# [Exercise directions]
Reproduce the rows word for word, beginning with the first row and continuing through the row that contains "- pilot bottom tick left: [52, 58, 54, 66]", with both ends included.

# [Listed records]
** Start **
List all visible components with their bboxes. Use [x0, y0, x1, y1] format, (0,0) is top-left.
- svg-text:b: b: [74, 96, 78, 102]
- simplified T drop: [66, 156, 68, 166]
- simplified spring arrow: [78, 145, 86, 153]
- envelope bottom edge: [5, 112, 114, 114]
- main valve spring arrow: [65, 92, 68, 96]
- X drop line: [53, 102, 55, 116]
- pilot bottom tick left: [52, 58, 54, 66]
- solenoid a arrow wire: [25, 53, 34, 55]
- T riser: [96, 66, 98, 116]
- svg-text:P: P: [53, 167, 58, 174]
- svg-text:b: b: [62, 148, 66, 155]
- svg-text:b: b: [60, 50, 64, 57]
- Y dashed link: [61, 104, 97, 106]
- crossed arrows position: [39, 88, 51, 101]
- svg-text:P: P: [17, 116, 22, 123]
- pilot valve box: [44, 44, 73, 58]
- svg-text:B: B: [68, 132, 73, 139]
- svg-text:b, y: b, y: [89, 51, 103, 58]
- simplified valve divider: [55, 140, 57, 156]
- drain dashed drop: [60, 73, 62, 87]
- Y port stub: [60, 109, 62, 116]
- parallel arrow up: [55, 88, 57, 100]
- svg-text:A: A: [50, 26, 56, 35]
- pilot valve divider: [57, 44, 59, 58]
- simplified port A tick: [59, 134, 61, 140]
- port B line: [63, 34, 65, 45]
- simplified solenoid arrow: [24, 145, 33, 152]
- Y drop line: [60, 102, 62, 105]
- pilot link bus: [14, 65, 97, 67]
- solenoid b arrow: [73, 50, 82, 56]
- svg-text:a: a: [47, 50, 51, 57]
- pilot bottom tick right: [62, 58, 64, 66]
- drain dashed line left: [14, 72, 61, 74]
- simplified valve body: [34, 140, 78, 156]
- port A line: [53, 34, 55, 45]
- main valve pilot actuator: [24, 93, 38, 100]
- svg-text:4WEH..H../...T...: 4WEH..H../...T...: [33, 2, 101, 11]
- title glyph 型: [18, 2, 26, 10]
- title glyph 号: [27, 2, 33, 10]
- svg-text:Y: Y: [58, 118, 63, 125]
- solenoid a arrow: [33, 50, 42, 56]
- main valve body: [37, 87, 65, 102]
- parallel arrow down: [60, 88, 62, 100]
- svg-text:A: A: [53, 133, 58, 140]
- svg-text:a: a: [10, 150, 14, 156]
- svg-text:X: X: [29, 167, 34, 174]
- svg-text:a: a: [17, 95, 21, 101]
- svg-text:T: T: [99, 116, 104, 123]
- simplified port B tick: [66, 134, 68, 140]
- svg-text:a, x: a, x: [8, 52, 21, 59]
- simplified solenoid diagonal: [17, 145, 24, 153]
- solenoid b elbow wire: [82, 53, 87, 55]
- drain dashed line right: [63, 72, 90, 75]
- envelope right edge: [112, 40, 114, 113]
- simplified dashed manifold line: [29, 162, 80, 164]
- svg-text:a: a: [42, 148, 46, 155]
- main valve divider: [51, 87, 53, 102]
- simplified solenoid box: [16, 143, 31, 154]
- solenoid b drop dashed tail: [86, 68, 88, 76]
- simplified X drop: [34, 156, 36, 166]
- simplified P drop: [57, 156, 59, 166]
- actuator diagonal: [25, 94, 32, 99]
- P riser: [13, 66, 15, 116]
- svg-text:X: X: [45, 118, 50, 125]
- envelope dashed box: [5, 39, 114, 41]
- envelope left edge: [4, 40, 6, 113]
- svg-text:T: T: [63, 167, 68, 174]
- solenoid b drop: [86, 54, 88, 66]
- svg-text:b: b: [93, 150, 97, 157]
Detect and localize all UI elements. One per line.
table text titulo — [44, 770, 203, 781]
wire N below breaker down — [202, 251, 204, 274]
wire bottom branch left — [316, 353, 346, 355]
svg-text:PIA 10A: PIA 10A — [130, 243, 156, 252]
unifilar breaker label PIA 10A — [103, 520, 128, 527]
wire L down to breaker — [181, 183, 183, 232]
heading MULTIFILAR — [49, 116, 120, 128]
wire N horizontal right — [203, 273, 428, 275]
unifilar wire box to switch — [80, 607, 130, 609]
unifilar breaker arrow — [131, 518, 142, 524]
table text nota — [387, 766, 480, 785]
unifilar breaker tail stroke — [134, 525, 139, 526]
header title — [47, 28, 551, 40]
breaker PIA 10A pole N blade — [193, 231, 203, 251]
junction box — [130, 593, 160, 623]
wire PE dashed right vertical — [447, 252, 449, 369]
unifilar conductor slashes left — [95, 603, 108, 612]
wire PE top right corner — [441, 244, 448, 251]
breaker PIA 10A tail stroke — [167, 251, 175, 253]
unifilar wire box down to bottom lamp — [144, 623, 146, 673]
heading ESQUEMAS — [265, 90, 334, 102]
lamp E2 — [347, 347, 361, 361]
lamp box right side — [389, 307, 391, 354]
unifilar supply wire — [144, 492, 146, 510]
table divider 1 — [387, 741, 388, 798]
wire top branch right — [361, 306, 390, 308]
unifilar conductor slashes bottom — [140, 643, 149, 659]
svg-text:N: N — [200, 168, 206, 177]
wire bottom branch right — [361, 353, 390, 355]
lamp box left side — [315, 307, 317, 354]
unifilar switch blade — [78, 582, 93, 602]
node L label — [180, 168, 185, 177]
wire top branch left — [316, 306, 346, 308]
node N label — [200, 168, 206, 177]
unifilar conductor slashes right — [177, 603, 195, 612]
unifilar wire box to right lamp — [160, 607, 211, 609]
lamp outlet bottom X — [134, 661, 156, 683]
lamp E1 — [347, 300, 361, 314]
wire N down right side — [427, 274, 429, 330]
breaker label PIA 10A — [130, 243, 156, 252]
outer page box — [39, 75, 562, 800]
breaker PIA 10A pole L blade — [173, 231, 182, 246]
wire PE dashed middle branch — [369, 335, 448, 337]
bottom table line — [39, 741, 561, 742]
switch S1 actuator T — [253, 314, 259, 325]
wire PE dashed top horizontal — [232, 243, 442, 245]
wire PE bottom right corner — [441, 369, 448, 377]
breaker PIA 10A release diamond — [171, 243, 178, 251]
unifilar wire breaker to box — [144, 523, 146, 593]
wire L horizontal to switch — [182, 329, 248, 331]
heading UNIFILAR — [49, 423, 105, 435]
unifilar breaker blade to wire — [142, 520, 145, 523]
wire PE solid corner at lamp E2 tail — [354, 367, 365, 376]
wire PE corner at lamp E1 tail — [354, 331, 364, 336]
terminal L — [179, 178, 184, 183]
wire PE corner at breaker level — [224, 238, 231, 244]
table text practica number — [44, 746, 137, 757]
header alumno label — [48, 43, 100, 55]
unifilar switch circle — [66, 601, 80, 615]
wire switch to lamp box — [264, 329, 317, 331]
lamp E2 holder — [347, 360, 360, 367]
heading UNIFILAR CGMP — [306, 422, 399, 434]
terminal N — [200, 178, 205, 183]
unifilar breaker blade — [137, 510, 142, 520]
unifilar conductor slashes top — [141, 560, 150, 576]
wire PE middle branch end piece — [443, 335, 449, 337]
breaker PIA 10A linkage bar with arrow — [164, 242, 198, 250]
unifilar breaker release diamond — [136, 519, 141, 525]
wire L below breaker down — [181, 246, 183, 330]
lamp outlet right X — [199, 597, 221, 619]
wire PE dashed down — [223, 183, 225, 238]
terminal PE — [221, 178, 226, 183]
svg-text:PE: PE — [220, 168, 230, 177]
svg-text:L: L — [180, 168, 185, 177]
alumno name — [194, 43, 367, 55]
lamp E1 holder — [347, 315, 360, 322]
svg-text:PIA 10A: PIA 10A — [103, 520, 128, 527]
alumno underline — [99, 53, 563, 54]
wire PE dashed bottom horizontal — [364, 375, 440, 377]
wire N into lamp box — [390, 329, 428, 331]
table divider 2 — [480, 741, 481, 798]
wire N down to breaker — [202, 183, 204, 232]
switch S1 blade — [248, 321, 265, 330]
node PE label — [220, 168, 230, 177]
** End **
# [The reply]
List all visible components with their bboxes. Use [x0, y0, x1, y1] format, (0,0) is top-left.
- svg-text:b: b: [74, 96, 78, 102]
- simplified T drop: [66, 156, 68, 166]
- simplified spring arrow: [78, 145, 86, 153]
- envelope bottom edge: [5, 112, 114, 114]
- main valve spring arrow: [65, 92, 68, 96]
- X drop line: [53, 102, 55, 116]
- pilot bottom tick left: [52, 58, 54, 66]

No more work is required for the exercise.